▶ WHAT TO PRODUCE:
Pick out each line containing the string "Consumo" and copy it.

[Items from a dataset]
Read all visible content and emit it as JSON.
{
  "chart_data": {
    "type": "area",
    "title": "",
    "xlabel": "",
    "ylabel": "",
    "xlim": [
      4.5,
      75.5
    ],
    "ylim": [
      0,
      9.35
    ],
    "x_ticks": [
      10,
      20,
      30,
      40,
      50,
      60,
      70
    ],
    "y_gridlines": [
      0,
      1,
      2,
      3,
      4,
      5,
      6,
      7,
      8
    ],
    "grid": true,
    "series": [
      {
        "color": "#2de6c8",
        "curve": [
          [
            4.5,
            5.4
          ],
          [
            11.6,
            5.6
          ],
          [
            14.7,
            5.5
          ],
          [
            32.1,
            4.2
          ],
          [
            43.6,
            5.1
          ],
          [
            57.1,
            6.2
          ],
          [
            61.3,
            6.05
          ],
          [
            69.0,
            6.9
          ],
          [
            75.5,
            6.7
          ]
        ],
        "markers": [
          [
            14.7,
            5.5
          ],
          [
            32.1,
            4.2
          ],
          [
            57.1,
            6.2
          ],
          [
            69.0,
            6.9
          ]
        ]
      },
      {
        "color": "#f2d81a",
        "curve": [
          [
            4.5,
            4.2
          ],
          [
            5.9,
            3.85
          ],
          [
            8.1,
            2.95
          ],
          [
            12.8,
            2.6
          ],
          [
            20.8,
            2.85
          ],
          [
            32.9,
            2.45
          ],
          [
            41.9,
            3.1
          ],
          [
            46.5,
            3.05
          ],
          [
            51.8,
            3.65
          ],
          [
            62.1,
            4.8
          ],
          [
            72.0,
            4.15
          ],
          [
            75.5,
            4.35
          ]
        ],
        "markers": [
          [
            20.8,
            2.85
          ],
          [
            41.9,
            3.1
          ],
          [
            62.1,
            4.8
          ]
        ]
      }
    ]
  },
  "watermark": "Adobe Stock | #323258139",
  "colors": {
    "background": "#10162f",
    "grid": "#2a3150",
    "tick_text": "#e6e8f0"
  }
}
...
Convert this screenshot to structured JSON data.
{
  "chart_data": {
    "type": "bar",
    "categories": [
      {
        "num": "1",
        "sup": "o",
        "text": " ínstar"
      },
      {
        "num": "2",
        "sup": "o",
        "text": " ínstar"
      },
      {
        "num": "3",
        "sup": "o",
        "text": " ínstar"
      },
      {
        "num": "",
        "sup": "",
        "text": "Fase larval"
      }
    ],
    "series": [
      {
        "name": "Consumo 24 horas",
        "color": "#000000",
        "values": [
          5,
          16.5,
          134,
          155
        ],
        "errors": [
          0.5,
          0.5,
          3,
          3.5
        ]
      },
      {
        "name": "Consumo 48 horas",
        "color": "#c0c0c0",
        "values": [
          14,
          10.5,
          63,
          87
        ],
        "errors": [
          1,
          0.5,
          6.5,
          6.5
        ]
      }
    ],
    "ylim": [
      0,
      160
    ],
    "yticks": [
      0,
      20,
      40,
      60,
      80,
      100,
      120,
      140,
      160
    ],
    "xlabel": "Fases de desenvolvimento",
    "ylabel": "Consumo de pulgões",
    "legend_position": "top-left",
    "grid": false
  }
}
--
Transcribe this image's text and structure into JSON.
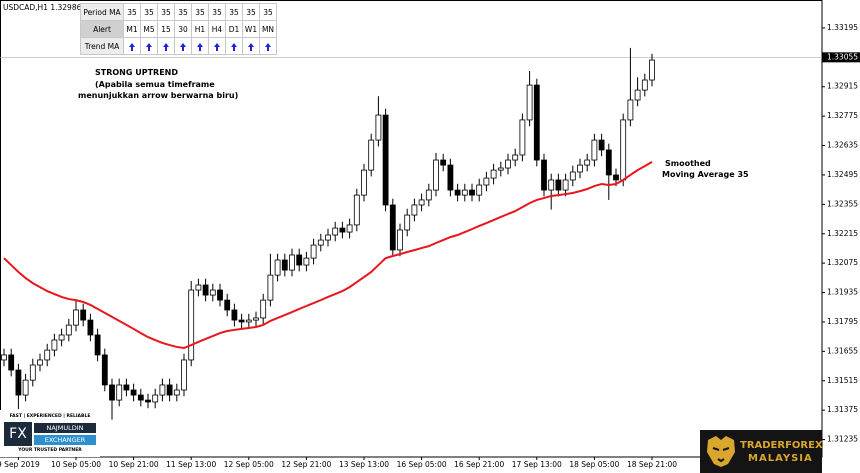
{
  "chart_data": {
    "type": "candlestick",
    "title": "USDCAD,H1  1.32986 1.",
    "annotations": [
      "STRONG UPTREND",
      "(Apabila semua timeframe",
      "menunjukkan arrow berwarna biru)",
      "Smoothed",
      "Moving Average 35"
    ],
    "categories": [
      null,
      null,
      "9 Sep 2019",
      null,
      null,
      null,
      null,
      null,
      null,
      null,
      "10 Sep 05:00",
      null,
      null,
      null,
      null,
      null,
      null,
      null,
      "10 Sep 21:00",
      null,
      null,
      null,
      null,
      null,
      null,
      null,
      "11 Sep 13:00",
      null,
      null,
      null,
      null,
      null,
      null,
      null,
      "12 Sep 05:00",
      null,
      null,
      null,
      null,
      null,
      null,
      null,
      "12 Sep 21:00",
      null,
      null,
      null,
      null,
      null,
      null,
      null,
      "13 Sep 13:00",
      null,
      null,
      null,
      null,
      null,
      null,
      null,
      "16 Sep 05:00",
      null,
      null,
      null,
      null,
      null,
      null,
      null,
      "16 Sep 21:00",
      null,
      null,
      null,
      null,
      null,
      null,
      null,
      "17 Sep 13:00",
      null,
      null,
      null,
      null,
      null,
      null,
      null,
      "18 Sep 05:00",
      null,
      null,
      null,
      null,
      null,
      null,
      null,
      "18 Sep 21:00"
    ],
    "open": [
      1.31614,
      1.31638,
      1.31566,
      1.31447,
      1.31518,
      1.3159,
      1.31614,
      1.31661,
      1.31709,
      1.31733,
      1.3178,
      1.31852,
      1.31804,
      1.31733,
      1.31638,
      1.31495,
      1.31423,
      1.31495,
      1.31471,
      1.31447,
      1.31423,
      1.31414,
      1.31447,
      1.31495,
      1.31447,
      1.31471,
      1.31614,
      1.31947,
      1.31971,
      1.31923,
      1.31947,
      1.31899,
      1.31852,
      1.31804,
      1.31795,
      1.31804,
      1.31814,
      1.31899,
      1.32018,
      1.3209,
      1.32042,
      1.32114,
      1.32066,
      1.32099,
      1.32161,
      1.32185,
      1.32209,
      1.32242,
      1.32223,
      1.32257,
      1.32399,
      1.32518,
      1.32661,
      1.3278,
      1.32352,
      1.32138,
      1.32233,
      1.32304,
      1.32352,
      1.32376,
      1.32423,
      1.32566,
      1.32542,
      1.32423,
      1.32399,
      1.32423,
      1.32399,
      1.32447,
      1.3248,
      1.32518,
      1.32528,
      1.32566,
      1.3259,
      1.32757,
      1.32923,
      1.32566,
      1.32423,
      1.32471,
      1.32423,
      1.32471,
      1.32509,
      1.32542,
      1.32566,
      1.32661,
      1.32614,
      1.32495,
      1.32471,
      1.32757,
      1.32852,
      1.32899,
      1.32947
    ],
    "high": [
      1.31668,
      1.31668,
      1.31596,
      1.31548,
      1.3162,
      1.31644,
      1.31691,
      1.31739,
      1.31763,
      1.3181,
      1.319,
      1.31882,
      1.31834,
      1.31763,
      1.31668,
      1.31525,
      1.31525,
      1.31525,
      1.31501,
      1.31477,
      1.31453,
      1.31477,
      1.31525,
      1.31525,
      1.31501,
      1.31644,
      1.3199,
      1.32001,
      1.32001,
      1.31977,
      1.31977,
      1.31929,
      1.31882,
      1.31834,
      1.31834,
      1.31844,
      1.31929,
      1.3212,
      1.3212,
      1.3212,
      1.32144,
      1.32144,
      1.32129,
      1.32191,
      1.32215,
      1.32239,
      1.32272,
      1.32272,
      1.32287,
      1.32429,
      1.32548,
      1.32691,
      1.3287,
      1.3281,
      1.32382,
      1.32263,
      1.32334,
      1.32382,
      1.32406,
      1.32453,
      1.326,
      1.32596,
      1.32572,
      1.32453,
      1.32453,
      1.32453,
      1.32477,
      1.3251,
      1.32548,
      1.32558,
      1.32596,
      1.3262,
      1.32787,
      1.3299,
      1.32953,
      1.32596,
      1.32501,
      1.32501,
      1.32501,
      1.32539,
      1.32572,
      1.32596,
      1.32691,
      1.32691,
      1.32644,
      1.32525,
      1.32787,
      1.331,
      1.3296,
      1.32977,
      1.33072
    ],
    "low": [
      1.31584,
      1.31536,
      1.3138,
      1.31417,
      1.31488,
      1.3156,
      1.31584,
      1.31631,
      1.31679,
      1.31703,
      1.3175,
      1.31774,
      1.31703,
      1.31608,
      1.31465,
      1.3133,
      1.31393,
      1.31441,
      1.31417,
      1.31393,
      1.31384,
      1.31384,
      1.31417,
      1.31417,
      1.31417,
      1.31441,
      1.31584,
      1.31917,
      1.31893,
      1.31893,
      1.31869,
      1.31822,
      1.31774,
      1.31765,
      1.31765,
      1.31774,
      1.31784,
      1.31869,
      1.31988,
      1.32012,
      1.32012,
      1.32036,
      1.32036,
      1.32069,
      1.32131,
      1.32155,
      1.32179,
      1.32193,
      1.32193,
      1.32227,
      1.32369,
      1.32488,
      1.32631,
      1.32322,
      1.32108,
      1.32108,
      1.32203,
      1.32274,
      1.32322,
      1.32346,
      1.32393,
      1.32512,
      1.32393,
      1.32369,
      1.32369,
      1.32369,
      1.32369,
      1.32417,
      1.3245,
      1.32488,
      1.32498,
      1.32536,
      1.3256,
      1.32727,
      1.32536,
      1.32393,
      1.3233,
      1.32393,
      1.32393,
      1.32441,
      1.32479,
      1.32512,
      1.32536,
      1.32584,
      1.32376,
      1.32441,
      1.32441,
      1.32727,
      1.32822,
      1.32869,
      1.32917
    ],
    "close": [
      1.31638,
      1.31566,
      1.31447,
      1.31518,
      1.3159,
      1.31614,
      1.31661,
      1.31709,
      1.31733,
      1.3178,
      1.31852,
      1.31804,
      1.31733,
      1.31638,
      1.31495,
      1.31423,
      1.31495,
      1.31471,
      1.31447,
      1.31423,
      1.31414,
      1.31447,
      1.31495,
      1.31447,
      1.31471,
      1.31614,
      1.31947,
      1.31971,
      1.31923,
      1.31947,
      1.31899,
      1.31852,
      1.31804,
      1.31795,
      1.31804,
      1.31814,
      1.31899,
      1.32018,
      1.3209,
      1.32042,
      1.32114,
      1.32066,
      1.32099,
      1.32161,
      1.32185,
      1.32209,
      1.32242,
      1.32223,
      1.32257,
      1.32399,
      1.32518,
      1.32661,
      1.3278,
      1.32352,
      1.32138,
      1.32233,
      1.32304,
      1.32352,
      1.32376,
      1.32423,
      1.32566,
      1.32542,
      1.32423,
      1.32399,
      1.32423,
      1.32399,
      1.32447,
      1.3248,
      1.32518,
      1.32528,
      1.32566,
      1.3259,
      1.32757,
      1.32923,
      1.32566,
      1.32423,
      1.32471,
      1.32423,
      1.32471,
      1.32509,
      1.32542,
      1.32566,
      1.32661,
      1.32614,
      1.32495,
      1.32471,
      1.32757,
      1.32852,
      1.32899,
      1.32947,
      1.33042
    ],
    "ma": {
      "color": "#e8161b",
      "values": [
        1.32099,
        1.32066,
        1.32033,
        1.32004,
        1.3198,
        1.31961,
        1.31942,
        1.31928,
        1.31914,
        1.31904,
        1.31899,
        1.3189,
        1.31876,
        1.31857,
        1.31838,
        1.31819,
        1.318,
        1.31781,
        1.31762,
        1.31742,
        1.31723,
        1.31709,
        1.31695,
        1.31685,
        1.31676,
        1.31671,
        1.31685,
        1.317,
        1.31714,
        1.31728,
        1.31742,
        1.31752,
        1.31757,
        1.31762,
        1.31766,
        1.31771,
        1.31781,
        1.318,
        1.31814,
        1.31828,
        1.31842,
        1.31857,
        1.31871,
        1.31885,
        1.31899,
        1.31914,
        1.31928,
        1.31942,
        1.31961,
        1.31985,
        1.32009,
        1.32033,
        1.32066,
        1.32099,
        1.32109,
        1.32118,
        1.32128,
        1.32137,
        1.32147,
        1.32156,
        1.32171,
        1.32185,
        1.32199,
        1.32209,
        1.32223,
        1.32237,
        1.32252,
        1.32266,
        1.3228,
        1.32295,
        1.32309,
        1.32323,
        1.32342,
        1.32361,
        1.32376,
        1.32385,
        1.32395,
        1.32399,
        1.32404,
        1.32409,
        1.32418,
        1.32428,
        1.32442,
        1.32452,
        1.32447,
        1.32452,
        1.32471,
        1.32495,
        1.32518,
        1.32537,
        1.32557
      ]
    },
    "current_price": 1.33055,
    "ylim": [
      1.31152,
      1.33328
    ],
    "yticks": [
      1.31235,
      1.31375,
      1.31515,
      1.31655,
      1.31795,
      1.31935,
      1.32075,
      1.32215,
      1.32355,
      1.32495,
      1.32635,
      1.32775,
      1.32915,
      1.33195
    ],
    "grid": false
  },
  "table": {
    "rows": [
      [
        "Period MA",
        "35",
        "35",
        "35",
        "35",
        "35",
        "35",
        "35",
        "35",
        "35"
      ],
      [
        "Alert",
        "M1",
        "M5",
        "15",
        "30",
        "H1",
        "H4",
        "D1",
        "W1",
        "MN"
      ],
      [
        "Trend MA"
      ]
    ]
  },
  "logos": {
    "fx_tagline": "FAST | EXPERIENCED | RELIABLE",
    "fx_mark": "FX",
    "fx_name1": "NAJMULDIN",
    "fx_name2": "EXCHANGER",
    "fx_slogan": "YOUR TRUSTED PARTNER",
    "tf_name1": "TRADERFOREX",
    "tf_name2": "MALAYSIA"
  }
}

▶ COMPLETE RESPONSE:
        "name": "Consumo 24 horas",
        "name": "Consumo 48 horas",
    "ylabel": "Consumo de pulgões",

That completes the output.